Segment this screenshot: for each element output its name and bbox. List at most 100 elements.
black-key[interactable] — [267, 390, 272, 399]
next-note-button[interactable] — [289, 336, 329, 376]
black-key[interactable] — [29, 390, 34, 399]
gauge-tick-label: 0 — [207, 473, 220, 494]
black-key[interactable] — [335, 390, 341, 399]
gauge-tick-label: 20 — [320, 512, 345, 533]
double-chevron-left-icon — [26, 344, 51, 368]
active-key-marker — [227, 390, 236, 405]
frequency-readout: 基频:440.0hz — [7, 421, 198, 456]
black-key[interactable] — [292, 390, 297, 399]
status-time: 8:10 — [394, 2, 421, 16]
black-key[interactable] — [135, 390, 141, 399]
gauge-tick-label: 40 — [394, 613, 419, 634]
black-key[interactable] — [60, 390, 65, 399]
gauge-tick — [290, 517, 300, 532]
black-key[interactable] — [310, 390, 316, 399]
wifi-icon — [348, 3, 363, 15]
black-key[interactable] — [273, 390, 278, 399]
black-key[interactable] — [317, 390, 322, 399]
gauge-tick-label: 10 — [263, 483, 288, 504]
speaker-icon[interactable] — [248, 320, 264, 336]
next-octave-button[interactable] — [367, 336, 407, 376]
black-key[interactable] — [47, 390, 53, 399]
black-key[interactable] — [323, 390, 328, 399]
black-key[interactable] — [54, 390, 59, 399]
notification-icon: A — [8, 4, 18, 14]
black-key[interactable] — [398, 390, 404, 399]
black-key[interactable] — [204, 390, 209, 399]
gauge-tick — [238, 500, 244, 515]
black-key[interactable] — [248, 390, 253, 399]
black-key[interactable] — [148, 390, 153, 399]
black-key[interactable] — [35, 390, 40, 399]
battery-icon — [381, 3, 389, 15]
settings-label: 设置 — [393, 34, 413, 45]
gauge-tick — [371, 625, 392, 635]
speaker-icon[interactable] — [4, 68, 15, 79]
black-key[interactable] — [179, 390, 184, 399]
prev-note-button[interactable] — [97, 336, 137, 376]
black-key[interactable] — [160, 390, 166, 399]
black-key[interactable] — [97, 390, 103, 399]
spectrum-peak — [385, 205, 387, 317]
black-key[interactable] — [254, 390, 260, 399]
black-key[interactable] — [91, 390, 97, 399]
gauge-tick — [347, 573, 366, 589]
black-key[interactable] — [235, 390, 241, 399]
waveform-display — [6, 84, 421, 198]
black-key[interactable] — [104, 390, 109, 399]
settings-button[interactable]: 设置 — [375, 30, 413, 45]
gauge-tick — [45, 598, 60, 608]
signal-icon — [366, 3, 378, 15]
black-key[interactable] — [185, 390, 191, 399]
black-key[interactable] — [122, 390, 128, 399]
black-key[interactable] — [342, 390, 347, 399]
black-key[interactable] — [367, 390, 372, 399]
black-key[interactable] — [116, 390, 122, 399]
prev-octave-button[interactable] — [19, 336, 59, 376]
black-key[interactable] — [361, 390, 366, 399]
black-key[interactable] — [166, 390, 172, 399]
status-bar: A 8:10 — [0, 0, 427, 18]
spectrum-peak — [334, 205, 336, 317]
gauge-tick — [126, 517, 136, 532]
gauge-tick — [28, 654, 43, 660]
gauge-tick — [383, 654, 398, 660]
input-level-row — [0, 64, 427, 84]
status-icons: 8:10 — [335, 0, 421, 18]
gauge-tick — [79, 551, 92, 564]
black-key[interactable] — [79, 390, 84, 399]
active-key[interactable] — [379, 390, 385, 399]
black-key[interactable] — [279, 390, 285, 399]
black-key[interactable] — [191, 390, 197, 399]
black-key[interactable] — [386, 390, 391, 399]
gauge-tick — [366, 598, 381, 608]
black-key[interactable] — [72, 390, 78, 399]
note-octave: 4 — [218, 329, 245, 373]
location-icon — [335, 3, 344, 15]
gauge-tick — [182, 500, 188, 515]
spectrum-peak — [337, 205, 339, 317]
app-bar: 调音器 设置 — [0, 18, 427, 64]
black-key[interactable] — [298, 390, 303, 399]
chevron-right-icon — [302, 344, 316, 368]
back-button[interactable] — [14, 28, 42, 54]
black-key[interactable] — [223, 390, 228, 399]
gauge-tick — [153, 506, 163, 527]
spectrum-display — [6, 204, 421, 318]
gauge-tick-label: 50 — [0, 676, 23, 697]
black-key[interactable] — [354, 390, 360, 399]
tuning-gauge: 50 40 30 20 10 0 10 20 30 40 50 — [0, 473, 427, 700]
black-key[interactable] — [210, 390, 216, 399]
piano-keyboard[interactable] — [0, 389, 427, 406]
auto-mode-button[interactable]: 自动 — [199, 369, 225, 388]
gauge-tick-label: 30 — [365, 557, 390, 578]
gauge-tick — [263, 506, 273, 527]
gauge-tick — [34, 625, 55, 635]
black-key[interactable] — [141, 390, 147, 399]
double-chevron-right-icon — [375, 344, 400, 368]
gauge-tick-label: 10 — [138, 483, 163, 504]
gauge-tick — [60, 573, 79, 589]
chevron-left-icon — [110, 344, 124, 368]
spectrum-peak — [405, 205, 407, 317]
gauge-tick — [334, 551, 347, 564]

The task
Reproduce the data above line by line, without changing anything.

Answer in full
Segment this screenshot: for each element output its name and bbox. List at most 100 elements.
black-key[interactable] — [267, 390, 272, 399]
next-note-button[interactable] — [289, 336, 329, 376]
black-key[interactable] — [29, 390, 34, 399]
gauge-tick-label: 0 — [207, 473, 220, 494]
black-key[interactable] — [335, 390, 341, 399]
gauge-tick-label: 20 — [320, 512, 345, 533]
double-chevron-left-icon — [26, 344, 51, 368]
active-key-marker — [227, 390, 236, 405]
frequency-readout: 基频:440.0hz — [7, 421, 198, 456]
black-key[interactable] — [292, 390, 297, 399]
status-time: 8:10 — [394, 2, 421, 16]
black-key[interactable] — [135, 390, 141, 399]
gauge-tick-label: 40 — [394, 613, 419, 634]
black-key[interactable] — [60, 390, 65, 399]
gauge-tick — [290, 517, 300, 532]
black-key[interactable] — [310, 390, 316, 399]
wifi-icon — [348, 3, 363, 15]
black-key[interactable] — [273, 390, 278, 399]
black-key[interactable] — [317, 390, 322, 399]
gauge-tick-label: 10 — [263, 483, 288, 504]
speaker-icon[interactable] — [248, 320, 264, 336]
next-octave-button[interactable] — [367, 336, 407, 376]
black-key[interactable] — [47, 390, 53, 399]
black-key[interactable] — [323, 390, 328, 399]
black-key[interactable] — [54, 390, 59, 399]
notification-icon: A — [8, 4, 18, 14]
black-key[interactable] — [398, 390, 404, 399]
black-key[interactable] — [204, 390, 209, 399]
gauge-tick — [238, 500, 244, 515]
black-key[interactable] — [248, 390, 253, 399]
black-key[interactable] — [148, 390, 153, 399]
black-key[interactable] — [35, 390, 40, 399]
battery-icon — [381, 3, 389, 15]
settings-label: 设置 — [393, 34, 413, 45]
gauge-tick — [371, 625, 392, 635]
speaker-icon[interactable] — [4, 68, 15, 79]
black-key[interactable] — [179, 390, 184, 399]
prev-note-button[interactable] — [97, 336, 137, 376]
black-key[interactable] — [160, 390, 166, 399]
black-key[interactable] — [97, 390, 103, 399]
spectrum-peak — [385, 205, 387, 317]
black-key[interactable] — [254, 390, 260, 399]
black-key[interactable] — [91, 390, 97, 399]
gauge-tick — [347, 573, 366, 589]
black-key[interactable] — [235, 390, 241, 399]
waveform-display — [6, 84, 421, 198]
black-key[interactable] — [104, 390, 109, 399]
settings-button[interactable]: 设置 — [375, 30, 413, 45]
gauge-tick — [45, 598, 60, 608]
signal-icon — [366, 3, 378, 15]
black-key[interactable] — [185, 390, 191, 399]
black-key[interactable] — [122, 390, 128, 399]
black-key[interactable] — [342, 390, 347, 399]
black-key[interactable] — [367, 390, 372, 399]
black-key[interactable] — [116, 390, 122, 399]
prev-octave-button[interactable] — [19, 336, 59, 376]
black-key[interactable] — [361, 390, 366, 399]
black-key[interactable] — [166, 390, 172, 399]
status-bar: A 8:10 — [0, 0, 427, 18]
spectrum-peak — [334, 205, 336, 317]
gauge-tick — [126, 517, 136, 532]
gauge-tick — [28, 654, 43, 660]
gauge-tick — [383, 654, 398, 660]
input-level-row — [0, 64, 427, 84]
status-icons: 8:10 — [335, 0, 421, 18]
gauge-tick — [79, 551, 92, 564]
black-key[interactable] — [79, 390, 84, 399]
active-key[interactable] — [379, 390, 385, 399]
black-key[interactable] — [279, 390, 285, 399]
black-key[interactable] — [191, 390, 197, 399]
black-key[interactable] — [386, 390, 391, 399]
gauge-tick — [366, 598, 381, 608]
black-key[interactable] — [72, 390, 78, 399]
note-octave: 4 — [218, 329, 245, 373]
location-icon — [335, 3, 344, 15]
gauge-tick — [182, 500, 188, 515]
spectrum-peak — [337, 205, 339, 317]
app-bar: 调音器 设置 — [0, 18, 427, 64]
black-key[interactable] — [298, 390, 303, 399]
chevron-right-icon — [302, 344, 316, 368]
back-button[interactable] — [14, 28, 42, 54]
black-key[interactable] — [223, 390, 228, 399]
gauge-tick — [153, 506, 163, 527]
spectrum-display — [6, 204, 421, 318]
gauge-tick-label: 50 — [0, 676, 23, 697]
black-key[interactable] — [354, 390, 360, 399]
tuning-gauge: 50 40 30 20 10 0 10 20 30 40 50 — [0, 473, 427, 700]
black-key[interactable] — [210, 390, 216, 399]
piano-keyboard[interactable] — [0, 389, 427, 406]
auto-mode-button[interactable]: 自动 — [199, 369, 225, 388]
gauge-tick-label: 30 — [365, 557, 390, 578]
gauge-tick — [263, 506, 273, 527]
gauge-tick — [34, 625, 55, 635]
black-key[interactable] — [141, 390, 147, 399]
double-chevron-right-icon — [375, 344, 400, 368]
gauge-tick-label: 10 — [138, 483, 163, 504]
gauge-tick — [60, 573, 79, 589]
chevron-left-icon — [110, 344, 124, 368]
spectrum-peak — [405, 205, 407, 317]
gauge-tick — [334, 551, 347, 564]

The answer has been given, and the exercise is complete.